**WORK REQUIRED**
Select from the data all lines with the word "persatuan".

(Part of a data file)
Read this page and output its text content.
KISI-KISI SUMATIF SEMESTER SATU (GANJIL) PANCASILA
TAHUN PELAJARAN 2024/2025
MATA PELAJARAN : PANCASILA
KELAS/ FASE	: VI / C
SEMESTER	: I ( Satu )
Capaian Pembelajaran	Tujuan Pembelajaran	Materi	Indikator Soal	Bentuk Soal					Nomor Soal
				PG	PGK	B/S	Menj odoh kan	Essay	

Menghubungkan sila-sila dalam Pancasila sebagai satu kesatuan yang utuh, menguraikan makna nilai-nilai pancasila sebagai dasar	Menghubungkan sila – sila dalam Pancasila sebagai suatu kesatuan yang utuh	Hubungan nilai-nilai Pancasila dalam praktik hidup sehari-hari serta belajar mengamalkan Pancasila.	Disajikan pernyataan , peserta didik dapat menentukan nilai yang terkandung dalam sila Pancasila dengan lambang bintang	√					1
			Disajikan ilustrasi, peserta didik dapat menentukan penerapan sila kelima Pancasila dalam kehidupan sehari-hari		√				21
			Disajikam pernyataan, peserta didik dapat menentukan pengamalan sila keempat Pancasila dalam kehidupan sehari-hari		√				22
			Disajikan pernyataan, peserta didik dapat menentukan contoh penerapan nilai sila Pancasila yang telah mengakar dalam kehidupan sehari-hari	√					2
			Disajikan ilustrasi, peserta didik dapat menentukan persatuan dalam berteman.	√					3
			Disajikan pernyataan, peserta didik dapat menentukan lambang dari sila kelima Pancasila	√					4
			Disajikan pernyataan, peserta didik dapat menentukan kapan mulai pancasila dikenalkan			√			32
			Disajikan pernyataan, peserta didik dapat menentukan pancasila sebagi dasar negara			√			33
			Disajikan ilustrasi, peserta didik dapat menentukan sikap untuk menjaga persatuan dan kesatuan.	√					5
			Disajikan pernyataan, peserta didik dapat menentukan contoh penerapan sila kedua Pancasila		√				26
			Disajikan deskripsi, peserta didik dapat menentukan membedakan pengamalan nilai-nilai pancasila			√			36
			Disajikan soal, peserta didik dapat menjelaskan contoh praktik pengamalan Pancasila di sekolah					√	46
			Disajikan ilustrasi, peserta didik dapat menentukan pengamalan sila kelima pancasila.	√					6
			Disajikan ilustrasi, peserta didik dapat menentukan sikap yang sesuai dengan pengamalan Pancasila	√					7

**TASK RESULT**
			Disajikan ilustrasi, peserta didik dapat menentukan persatuan dalam berteman.	√					3
			Disajikan ilustrasi, peserta didik dapat menentukan sikap untuk menjaga persatuan dan kesatuan.	√					5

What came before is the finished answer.